◆ **Exercise prompt**
Reproduce the records. Keep every word exact and include no images.

-------- Dataset records

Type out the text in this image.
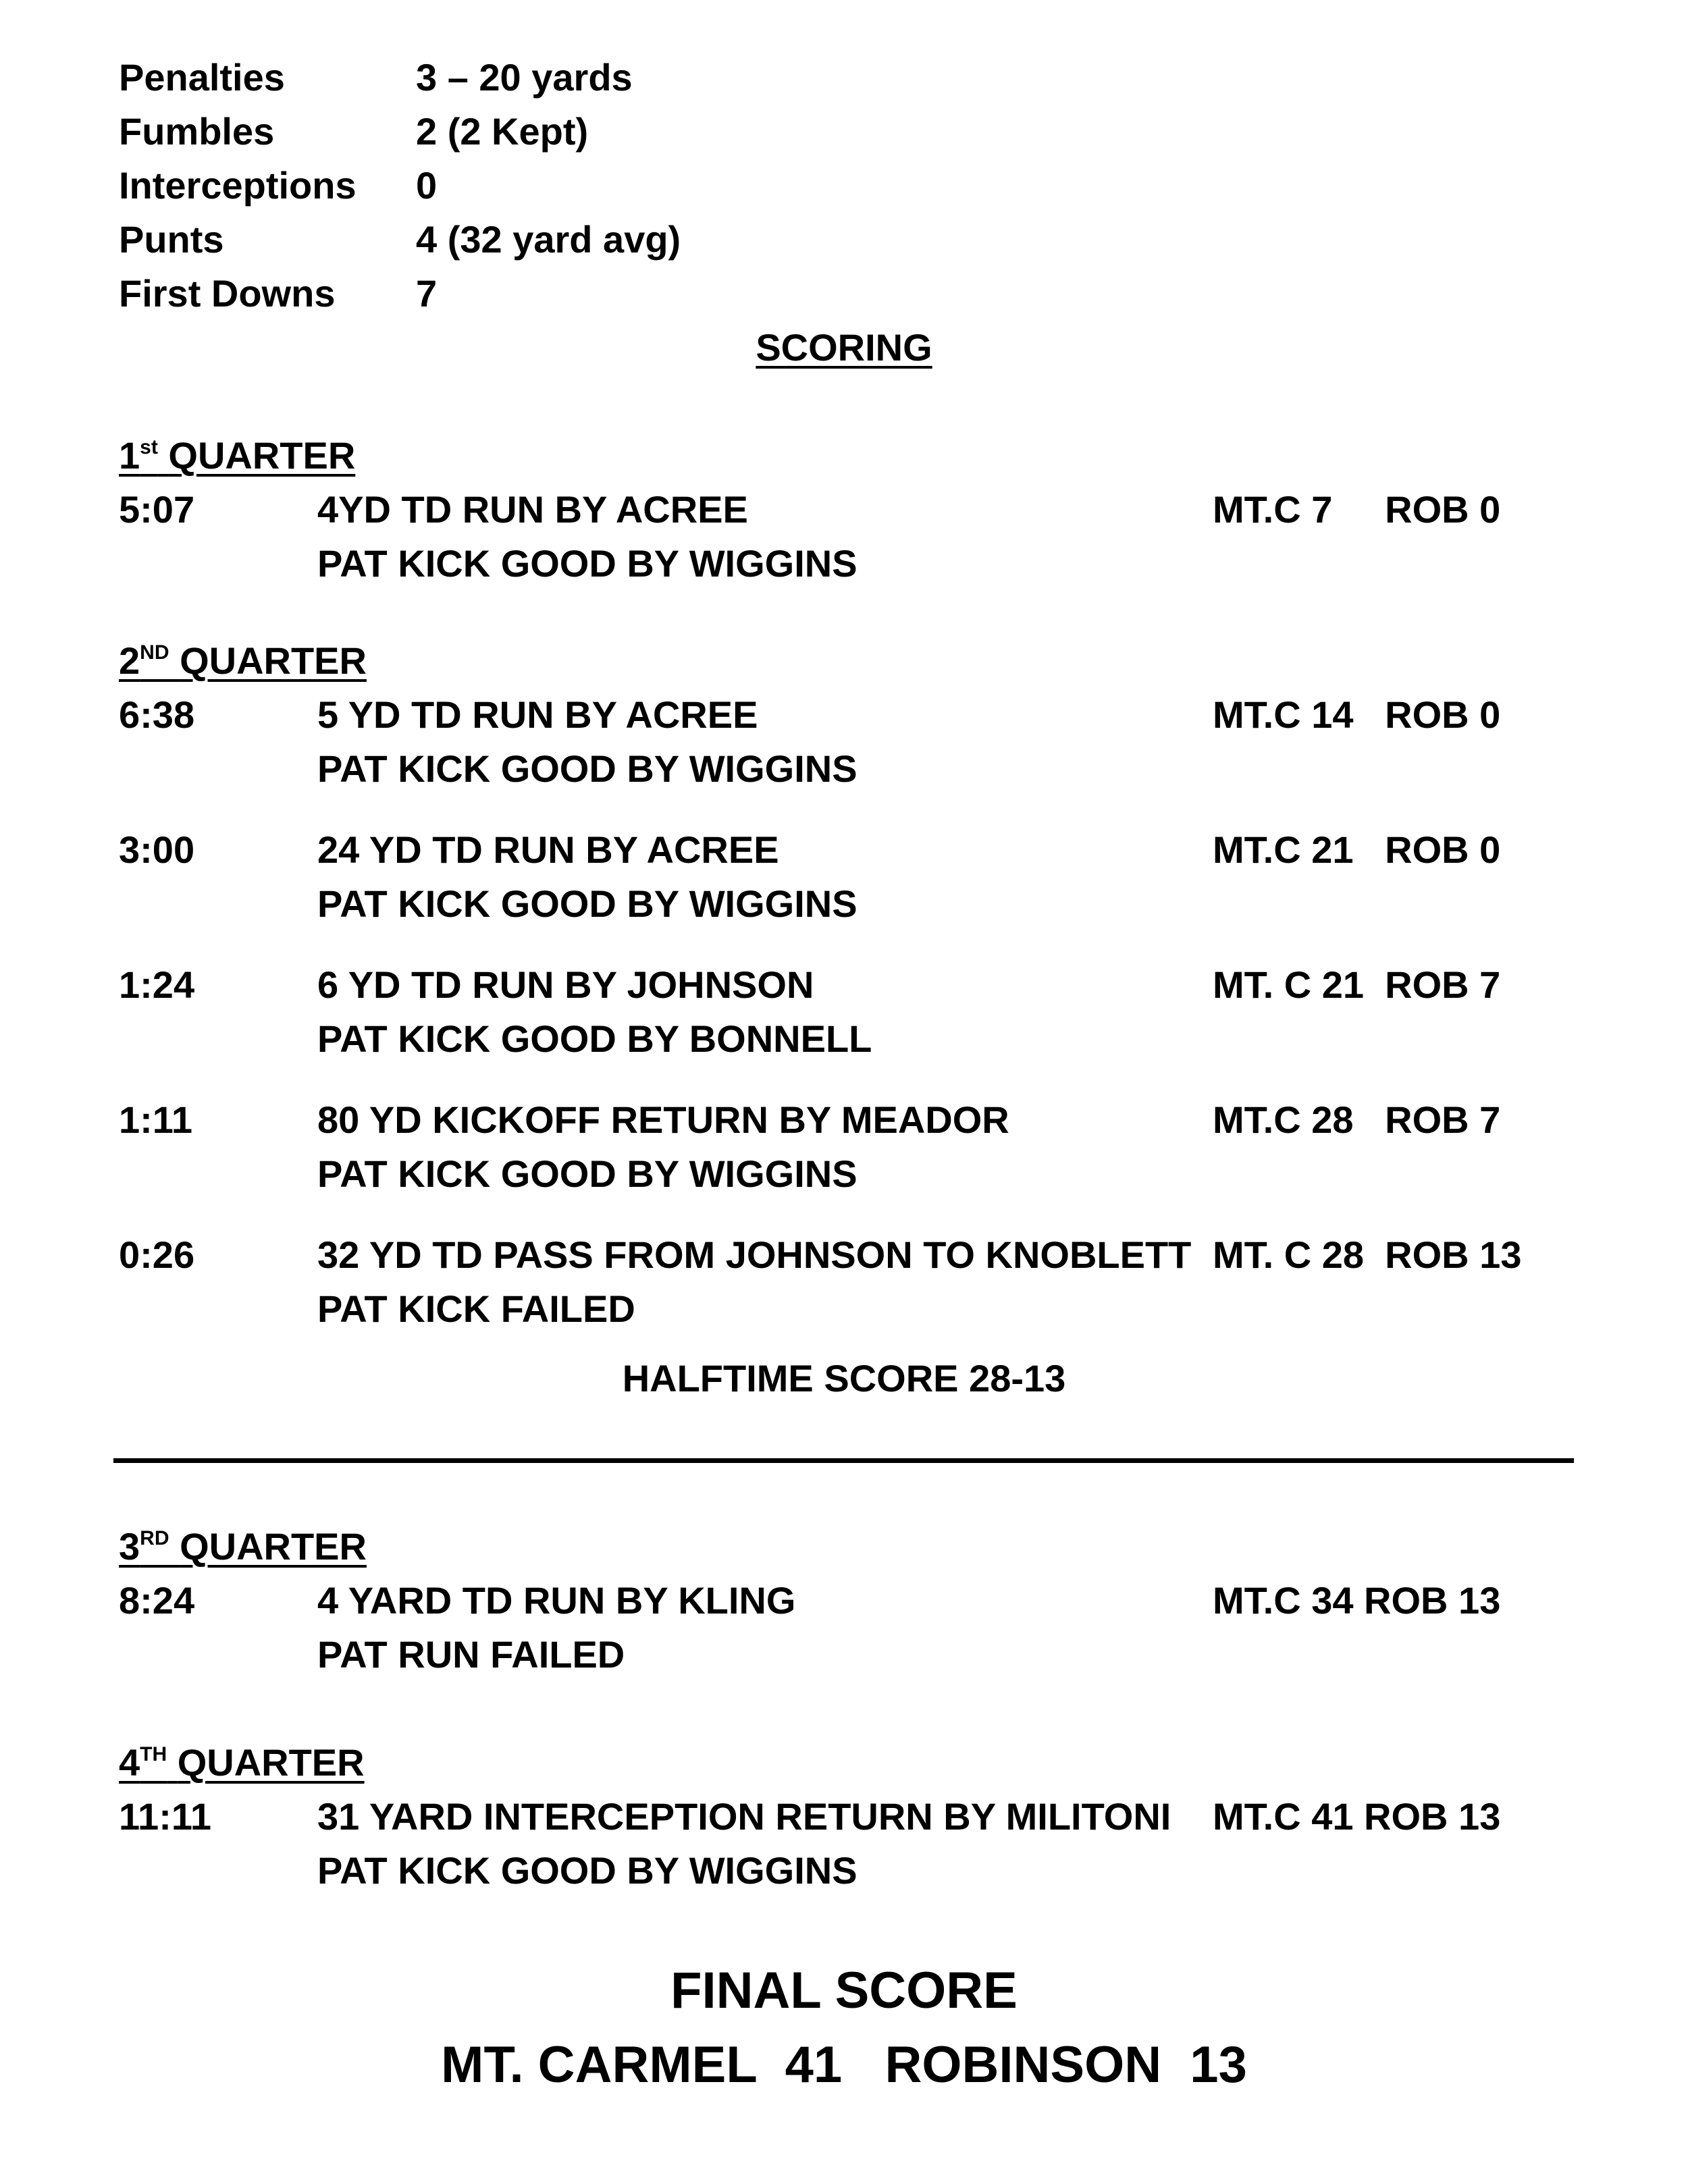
Penalties	3 – 20 yards
Fumbles	2 (2 Kept)
Interceptions 0
Punts	4 (32 yard avg)
First Downs 7
SCORING
1st QUARTER
5:07	4YD TD RUN BY ACREE
PAT KICK GOOD BY WIGGINS
MT.C 7     ROB 0
2ND QUARTER
6:38	5 YD TD RUN BY ACREE
PAT KICK GOOD BY WIGGINS
MT.C 14   ROB 0
3:00	24 YD TD RUN BY ACREE
PAT KICK GOOD BY WIGGINS
MT.C 21   ROB 0
1:24	6 YD TD RUN BY JOHNSON
PAT KICK GOOD BY BONNELL
MT. C 21  ROB 7
1:11	80 YD KICKOFF RETURN BY MEADOR
PAT KICK GOOD BY WIGGINS
MT.C 28   ROB 7
0:26	32 YD TD PASS FROM JOHNSON TO KNOBLETT
PAT KICK FAILED
MT. C 28  ROB 13
HALFTIME SCORE 28-13
3RD QUARTER
8:24	4 YARD TD RUN BY KLING
PAT RUN FAILED
MT.C 34 ROB 13
4TH QUARTER
11:11	31 YARD INTERCEPTION RETURN BY MILITONI
PAT KICK GOOD BY WIGGINS
MT.C 41 ROB 13
FINAL SCORE
MT. CARMEL  41   ROBINSON  13
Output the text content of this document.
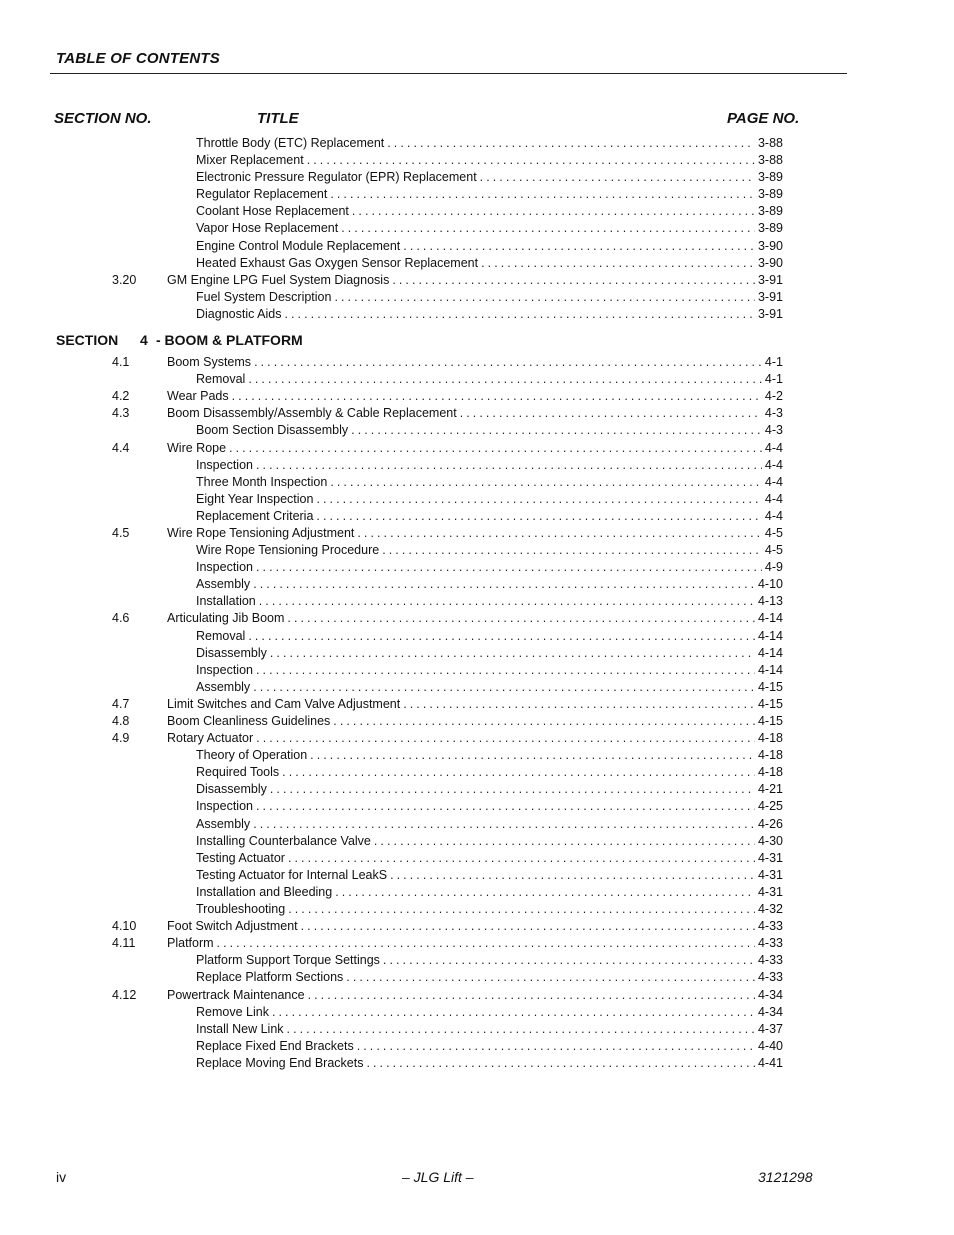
TABLE OF CONTENTS
SECTION NO.	TITLE	PAGE NO.
Throttle Body (ETC) Replacement . . .	3-88
Mixer Replacement . . .	3-88
Electronic Pressure Regulator (EPR) Replacement . . .	3-89
Regulator Replacement . . .	3-89
Coolant Hose Replacement . . .	3-89
Vapor Hose Replacement . . .	3-89
Engine Control Module Replacement . . .	3-90
Heated Exhaust Gas Oxygen Sensor Replacement . . .	3-90
3.20 GM Engine LPG Fuel System Diagnosis . . .	3-91
Fuel System Description . . .	3-91
Diagnostic Aids . . .	3-91
SECTION 4 - BOOM & PLATFORM
4.1	Boom Systems . . .	4-1
Removal . . .	4-1
4.2	Wear Pads . . .	4-2
4.3	Boom Disassembly/Assembly & Cable Replacement . . .	4-3
Boom Section Disassembly . . .	4-3
4.4	Wire Rope . . .	4-4
Inspection . . .	4-4
Three Month Inspection . . .	4-4
Eight Year Inspection . . .	4-4
Replacement Criteria . . .	4-4
4.5	Wire Rope Tensioning Adjustment . . .	4-5
Wire Rope Tensioning Procedure . . .	4-5
Inspection . . .	4-9
Assembly . . .	4-10
Installation . . .	4-13
4.6	Articulating Jib Boom . . .	4-14
Removal . . .	4-14
Disassembly . . .	4-14
Inspection . . .	4-14
Assembly . . .	4-15
4.7	Limit Switches and Cam Valve Adjustment . . .	4-15
4.8	Boom Cleanliness Guidelines . . .	4-15
4.9	Rotary Actuator . . .	4-18
Theory of Operation . . .	4-18
Required Tools . . .	4-18
Disassembly . . .	4-21
Inspection . . .	4-25
Assembly . . .	4-26
Installing Counterbalance Valve . . .	4-30
Testing Actuator . . .	4-31
Testing Actuator for Internal LeakS . . .	4-31
Installation and Bleeding . . .	4-31
Troubleshooting . . .	4-32
4.10 Foot Switch Adjustment . . .	4-33
4.11	Platform . . .	4-33
Platform Support Torque Settings . . .	4-33
Replace Platform Sections . . .	4-33
4.12 Powertrack Maintenance . . .	4-34
Remove Link . . .	4-34
Install New Link . . .	4-37
Replace Fixed End Brackets . . .	4-40
Replace Moving End Brackets . . .	4-41
iv	– JLG Lift –	3121298
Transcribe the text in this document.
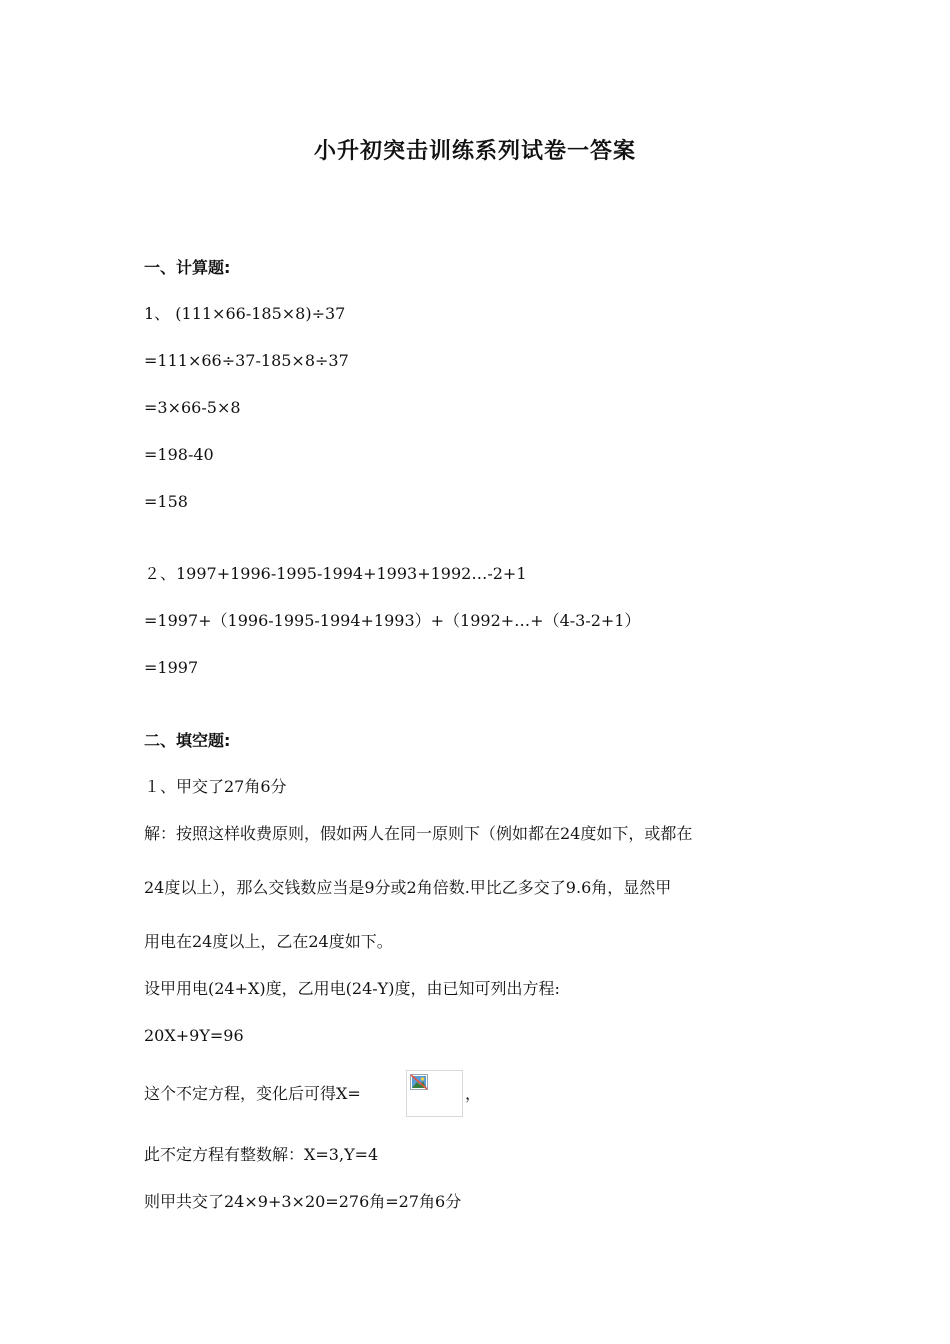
小升初突击训练系列试卷一答案
一、计算题:
1、 (111×66-185×8)÷37
=111×66÷37-185×8÷37
=3×66-5×8
=198-40
=158
２、1997+1996-1995-1994+1993+1992…-2+1
=1997+（1996-1995-1994+1993）+（1992+…+（4-3-2+1）
=1997
二、填空题:
１、甲交了27角6分
解：按照这样收费原则，假如两人在同一原则下（例如都在24度如下，或都在
24度以上），那么交钱数应当是9分或2角倍数.甲比乙多交了9.6角，显然甲
用电在24度以上，乙在24度如下。
设甲用电(24+X)度，乙用电(24-Y)度，由已知可列出方程:
20X+9Y=96
这个不定方程，变化后可得X=	，
此不定方程有整数解：X=3,Y=4
则甲共交了24×9+3×20=276角=27角6分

----------------

◆ **Solution for this task**
Type out the text in this image.
Penalties	3 – 20 yards
Fumbles	2 (2 Kept)
Interceptions 0
Punts	4 (32 yard avg)
First Downs 7
SCORING
1st QUARTER
5:07	4YD TD RUN BY ACREE
PAT KICK GOOD BY WIGGINS
MT.C 7     ROB 0
2ND QUARTER
6:38	5 YD TD RUN BY ACREE
PAT KICK GOOD BY WIGGINS
MT.C 14   ROB 0
3:00	24 YD TD RUN BY ACREE
PAT KICK GOOD BY WIGGINS
MT.C 21   ROB 0
1:24	6 YD TD RUN BY JOHNSON
PAT KICK GOOD BY BONNELL
MT. C 21  ROB 7
1:11	80 YD KICKOFF RETURN BY MEADOR
PAT KICK GOOD BY WIGGINS
MT.C 28   ROB 7
0:26	32 YD TD PASS FROM JOHNSON TO KNOBLETT
PAT KICK FAILED
MT. C 28  ROB 13
HALFTIME SCORE 28-13
3RD QUARTER
8:24	4 YARD TD RUN BY KLING
PAT RUN FAILED
MT.C 34 ROB 13
4TH QUARTER
11:11	31 YARD INTERCEPTION RETURN BY MILITONI
PAT KICK GOOD BY WIGGINS
MT.C 41 ROB 13
FINAL SCORE
MT. CARMEL  41   ROBINSON  13
Output the text content of this document.
TABLE OF CONTENTS
SECTION NO.	TITLE	PAGE NO.
Throttle Body (ETC) Replacement . . .	3-88
Mixer Replacement . . .	3-88
Electronic Pressure Regulator (EPR) Replacement . . .	3-89
Regulator Replacement . . .	3-89
Coolant Hose Replacement . . .	3-89
Vapor Hose Replacement . . .	3-89
Engine Control Module Replacement . . .	3-90
Heated Exhaust Gas Oxygen Sensor Replacement . . .	3-90
3.20 GM Engine LPG Fuel System Diagnosis . . .	3-91
Fuel System Description . . .	3-91
Diagnostic Aids . . .	3-91
SECTION 4 - BOOM & PLATFORM
4.1	Boom Systems . . .	4-1
Removal . . .	4-1
4.2	Wear Pads . . .	4-2
4.3	Boom Disassembly/Assembly & Cable Replacement . . .	4-3
Boom Section Disassembly . . .	4-3
4.4	Wire Rope . . .	4-4
Inspection . . .	4-4
Three Month Inspection . . .	4-4
Eight Year Inspection . . .	4-4
Replacement Criteria . . .	4-4
4.5	Wire Rope Tensioning Adjustment . . .	4-5
Wire Rope Tensioning Procedure . . .	4-5
Inspection . . .	4-9
Assembly . . .	4-10
Installation . . .	4-13
4.6	Articulating Jib Boom . . .	4-14
Removal . . .	4-14
Disassembly . . .	4-14
Inspection . . .	4-14
Assembly . . .	4-15
4.7	Limit Switches and Cam Valve Adjustment . . .	4-15
4.8	Boom Cleanliness Guidelines . . .	4-15
4.9	Rotary Actuator . . .	4-18
Theory of Operation . . .	4-18
Required Tools . . .	4-18
Disassembly . . .	4-21
Inspection . . .	4-25
Assembly . . .	4-26
Installing Counterbalance Valve . . .	4-30
Testing Actuator . . .	4-31
Testing Actuator for Internal LeakS . . .	4-31
Installation and Bleeding . . .	4-31
Troubleshooting . . .	4-32
4.10 Foot Switch Adjustment . . .	4-33
4.11	Platform . . .	4-33
Platform Support Torque Settings . . .	4-33
Replace Platform Sections . . .	4-33
4.12 Powertrack Maintenance . . .	4-34
Remove Link . . .	4-34
Install New Link . . .	4-37
Replace Fixed End Brackets . . .	4-40
Replace Moving End Brackets . . .	4-41
iv	– JLG Lift –	3121298
Transcribe the text in this document.
小升初突击训练系列试卷一答案
一、计算题:
1、 (111×66-185×8)÷37
=111×66÷37-185×8÷37
=3×66-5×8
=198-40
=158
２、1997+1996-1995-1994+1993+1992…-2+1
=1997+（1996-1995-1994+1993）+（1992+…+（4-3-2+1）
=1997
二、填空题:
１、甲交了27角6分
解：按照这样收费原则，假如两人在同一原则下（例如都在24度如下，或都在
24度以上），那么交钱数应当是9分或2角倍数.甲比乙多交了9.6角，显然甲
用电在24度以上，乙在24度如下。
设甲用电(24+X)度，乙用电(24-Y)度，由已知可列出方程:
20X+9Y=96
这个不定方程，变化后可得X=	，
此不定方程有整数解：X=3,Y=4
则甲共交了24×9+3×20=276角=27角6分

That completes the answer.